**WHAT IS EXPECTED**
Pick out and copy every line below that has the word "transaksi".
━━━━━ THE RECORDS ━━━━━
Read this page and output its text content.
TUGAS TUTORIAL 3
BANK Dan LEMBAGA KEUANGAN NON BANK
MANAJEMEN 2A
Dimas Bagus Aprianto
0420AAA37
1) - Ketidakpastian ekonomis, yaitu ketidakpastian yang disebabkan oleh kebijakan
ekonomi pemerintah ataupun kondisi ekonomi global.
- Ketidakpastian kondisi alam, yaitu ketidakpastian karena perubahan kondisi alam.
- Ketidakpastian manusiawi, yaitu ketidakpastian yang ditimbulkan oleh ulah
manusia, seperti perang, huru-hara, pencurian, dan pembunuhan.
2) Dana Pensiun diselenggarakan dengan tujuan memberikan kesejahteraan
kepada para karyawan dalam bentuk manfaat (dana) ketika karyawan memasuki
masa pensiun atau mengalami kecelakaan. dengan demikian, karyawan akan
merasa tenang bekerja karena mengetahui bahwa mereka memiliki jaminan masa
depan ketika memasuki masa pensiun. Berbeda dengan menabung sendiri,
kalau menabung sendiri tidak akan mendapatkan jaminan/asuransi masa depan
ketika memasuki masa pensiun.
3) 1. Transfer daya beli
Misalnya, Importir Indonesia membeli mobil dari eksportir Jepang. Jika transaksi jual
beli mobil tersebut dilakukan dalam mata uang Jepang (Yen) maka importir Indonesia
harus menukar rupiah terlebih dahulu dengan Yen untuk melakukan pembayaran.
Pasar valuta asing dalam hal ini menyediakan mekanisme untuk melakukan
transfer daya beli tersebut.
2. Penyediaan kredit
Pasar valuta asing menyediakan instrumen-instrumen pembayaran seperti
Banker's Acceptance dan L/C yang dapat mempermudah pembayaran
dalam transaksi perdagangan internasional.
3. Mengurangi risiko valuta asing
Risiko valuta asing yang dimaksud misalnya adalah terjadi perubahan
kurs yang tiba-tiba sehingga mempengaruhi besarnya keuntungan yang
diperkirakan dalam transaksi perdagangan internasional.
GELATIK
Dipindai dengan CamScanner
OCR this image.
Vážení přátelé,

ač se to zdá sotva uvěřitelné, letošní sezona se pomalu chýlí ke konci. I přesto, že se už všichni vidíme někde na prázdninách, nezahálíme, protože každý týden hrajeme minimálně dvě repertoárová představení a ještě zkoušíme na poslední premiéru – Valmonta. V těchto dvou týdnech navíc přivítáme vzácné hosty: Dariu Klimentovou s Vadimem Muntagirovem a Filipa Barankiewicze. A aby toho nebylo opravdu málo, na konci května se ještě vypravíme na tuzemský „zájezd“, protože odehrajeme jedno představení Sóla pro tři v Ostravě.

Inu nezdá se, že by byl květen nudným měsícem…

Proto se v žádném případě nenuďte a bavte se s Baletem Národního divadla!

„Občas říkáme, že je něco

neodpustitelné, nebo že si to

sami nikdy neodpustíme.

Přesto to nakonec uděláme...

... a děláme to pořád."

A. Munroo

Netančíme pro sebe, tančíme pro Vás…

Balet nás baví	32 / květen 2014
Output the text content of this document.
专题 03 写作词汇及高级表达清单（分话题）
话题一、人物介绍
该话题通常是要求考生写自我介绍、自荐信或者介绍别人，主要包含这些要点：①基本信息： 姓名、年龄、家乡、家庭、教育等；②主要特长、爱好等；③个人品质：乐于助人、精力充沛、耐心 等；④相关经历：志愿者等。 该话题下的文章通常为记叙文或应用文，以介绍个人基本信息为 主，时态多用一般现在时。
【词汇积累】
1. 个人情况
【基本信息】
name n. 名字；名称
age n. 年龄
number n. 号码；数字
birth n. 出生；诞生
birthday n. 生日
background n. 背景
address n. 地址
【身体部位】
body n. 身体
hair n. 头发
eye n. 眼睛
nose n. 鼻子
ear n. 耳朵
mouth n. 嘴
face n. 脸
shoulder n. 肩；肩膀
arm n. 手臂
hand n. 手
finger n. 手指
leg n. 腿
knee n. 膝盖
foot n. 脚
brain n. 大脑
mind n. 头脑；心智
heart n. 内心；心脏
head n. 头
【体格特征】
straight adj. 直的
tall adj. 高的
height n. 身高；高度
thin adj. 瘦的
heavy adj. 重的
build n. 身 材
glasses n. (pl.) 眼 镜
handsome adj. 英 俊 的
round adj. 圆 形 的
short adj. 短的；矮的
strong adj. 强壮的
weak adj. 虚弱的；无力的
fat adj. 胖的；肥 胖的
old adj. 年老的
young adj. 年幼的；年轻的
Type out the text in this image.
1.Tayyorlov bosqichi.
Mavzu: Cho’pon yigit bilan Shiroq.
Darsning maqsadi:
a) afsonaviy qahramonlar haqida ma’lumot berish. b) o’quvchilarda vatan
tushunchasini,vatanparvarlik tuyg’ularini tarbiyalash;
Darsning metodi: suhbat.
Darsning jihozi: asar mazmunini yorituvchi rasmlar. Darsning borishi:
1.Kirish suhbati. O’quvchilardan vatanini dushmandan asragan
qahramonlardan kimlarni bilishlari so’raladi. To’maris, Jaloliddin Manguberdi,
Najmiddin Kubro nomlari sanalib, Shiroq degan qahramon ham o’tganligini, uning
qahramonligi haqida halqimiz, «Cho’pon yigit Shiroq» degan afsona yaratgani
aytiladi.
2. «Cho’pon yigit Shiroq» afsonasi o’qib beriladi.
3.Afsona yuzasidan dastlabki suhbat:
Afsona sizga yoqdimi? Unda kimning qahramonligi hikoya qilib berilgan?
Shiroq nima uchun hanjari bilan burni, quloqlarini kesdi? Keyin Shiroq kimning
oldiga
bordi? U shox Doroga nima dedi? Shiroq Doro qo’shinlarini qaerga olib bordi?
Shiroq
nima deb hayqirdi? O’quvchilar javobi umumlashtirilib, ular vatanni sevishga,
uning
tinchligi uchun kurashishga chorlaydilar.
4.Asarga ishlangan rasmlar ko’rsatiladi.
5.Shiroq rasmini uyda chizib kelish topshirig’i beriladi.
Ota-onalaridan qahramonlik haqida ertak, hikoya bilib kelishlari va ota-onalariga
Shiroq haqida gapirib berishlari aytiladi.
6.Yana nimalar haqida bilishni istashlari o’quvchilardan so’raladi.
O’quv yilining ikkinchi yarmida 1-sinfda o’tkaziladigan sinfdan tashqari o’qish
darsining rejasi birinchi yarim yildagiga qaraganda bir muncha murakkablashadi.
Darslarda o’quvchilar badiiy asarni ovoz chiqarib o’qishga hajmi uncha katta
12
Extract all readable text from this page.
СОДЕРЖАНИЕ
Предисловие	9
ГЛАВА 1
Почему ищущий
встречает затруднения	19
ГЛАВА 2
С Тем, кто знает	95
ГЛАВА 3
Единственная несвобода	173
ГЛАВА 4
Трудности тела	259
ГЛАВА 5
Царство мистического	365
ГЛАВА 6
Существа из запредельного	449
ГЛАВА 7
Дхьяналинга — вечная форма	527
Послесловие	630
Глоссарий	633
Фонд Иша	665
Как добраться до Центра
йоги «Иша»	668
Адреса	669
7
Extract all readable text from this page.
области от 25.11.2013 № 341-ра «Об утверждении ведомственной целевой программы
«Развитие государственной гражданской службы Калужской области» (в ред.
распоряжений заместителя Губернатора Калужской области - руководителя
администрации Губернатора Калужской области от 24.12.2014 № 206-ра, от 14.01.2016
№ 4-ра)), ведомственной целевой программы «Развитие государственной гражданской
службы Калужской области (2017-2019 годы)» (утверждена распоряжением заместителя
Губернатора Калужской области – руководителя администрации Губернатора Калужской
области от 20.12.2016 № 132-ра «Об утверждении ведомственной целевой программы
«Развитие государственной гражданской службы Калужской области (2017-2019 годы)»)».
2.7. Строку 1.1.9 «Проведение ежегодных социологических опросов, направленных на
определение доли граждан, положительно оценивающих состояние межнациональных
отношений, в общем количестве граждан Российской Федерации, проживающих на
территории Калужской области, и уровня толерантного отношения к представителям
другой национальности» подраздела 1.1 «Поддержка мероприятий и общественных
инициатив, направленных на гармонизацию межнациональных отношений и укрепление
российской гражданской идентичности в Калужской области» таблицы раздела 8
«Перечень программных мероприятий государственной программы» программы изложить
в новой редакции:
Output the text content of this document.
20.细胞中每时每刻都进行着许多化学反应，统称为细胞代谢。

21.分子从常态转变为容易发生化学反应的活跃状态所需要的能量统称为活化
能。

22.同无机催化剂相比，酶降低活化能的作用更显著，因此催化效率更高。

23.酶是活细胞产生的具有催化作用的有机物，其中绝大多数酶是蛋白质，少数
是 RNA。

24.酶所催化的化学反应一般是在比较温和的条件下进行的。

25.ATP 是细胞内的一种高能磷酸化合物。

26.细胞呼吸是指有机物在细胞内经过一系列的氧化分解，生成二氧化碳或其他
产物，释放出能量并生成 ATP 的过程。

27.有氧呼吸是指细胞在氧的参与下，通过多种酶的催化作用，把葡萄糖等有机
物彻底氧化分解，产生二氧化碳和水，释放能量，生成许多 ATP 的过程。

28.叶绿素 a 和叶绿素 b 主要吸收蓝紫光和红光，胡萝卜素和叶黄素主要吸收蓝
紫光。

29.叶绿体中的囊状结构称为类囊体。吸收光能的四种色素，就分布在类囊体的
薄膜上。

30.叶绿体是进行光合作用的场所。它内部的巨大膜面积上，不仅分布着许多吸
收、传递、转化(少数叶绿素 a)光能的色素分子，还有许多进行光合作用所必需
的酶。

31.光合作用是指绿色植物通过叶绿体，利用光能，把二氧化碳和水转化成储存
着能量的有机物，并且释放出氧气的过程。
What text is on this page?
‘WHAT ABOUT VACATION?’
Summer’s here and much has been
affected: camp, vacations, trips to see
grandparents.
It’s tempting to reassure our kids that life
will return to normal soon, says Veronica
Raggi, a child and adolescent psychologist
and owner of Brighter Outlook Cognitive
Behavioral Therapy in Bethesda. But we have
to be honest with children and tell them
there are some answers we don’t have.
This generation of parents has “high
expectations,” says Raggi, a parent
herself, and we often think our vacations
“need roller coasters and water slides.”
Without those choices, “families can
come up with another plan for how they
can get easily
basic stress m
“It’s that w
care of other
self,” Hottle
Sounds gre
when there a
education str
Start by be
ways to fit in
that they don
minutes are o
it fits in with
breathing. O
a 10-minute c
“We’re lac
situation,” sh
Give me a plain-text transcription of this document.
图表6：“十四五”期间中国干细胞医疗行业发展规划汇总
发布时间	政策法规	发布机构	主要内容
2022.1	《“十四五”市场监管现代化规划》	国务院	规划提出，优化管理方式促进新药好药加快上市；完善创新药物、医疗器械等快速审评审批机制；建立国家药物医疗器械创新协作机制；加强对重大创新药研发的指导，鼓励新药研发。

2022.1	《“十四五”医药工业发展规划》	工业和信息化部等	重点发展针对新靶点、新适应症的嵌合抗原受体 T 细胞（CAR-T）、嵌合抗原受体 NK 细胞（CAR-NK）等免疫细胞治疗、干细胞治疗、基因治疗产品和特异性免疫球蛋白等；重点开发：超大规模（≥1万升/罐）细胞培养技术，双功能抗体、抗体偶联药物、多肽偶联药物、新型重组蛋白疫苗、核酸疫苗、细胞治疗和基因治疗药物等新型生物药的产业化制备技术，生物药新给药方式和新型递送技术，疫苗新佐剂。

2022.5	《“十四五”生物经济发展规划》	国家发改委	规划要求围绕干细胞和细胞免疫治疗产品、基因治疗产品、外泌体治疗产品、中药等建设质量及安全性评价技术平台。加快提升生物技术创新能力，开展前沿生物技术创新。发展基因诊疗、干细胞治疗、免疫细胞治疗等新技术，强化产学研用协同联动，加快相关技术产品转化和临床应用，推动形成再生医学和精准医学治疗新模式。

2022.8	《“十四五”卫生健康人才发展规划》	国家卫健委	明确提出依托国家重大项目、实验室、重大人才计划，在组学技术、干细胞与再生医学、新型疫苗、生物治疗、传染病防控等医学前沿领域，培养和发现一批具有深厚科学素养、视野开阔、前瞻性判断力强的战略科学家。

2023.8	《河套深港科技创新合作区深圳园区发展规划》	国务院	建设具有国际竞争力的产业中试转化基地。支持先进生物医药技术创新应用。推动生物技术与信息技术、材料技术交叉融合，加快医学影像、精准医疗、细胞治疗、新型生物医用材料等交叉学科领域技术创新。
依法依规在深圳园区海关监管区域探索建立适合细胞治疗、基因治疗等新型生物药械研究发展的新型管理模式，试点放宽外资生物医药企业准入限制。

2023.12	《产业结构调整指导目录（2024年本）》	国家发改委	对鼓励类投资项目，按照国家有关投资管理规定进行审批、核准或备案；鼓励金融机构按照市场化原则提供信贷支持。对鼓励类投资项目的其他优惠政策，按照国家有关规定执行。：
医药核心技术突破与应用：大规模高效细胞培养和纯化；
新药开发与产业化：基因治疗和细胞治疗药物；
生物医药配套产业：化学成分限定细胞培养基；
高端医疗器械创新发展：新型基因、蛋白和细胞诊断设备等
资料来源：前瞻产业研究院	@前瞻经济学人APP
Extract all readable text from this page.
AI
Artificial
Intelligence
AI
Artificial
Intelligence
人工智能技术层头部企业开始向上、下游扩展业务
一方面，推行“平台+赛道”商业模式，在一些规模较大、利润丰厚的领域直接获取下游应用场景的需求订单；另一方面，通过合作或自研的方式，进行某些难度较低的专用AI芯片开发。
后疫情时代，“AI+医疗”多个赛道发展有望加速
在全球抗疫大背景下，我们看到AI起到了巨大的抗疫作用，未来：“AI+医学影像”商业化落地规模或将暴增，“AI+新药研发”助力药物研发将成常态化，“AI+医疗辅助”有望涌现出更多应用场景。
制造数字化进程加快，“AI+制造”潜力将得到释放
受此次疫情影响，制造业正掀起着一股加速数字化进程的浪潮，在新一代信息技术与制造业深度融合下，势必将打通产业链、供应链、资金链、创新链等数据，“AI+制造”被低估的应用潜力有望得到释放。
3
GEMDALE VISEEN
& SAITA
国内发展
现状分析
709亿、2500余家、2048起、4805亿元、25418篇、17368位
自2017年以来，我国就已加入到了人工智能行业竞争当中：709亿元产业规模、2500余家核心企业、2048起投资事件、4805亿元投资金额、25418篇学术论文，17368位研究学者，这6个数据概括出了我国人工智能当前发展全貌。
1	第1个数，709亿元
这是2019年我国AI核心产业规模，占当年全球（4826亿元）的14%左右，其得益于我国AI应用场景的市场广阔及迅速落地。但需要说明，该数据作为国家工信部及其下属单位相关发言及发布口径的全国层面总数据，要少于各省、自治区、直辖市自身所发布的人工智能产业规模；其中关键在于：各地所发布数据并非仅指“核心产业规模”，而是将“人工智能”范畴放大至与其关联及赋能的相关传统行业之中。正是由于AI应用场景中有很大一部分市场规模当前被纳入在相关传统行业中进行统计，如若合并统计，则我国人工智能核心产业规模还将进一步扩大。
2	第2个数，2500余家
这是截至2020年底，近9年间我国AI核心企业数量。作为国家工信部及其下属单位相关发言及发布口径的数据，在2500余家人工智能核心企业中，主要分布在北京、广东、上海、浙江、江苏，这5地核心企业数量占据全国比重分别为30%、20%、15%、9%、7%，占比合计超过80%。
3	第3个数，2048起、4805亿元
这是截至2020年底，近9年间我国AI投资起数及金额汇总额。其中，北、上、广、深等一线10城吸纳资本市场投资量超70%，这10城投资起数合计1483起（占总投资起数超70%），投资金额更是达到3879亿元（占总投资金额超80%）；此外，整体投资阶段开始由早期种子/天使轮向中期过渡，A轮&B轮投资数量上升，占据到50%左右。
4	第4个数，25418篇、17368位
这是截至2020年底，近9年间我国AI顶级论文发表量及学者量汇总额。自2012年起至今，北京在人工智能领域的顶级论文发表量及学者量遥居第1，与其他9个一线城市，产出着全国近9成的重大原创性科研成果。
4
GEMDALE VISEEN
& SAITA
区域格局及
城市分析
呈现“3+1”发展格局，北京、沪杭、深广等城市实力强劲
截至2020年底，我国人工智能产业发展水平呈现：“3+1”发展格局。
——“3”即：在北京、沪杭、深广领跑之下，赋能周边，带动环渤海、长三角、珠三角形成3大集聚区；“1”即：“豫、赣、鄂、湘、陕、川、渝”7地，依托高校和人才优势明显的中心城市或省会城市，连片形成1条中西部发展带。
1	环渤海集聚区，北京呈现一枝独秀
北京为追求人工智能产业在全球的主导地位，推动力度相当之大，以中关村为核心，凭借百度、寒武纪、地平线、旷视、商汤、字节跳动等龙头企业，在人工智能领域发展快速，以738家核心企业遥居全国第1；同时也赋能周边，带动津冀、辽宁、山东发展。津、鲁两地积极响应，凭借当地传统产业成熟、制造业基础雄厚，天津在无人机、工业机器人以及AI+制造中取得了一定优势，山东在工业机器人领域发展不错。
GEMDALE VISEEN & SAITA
━━━━━
**EXPECTED OUTPUT**
Misalnya, Importir Indonesia membeli mobil dari eksportir Jepang. Jika transaksi jual
dalam transaksi perdagangan internasional.
diperkirakan dalam transaksi perdagangan internasional.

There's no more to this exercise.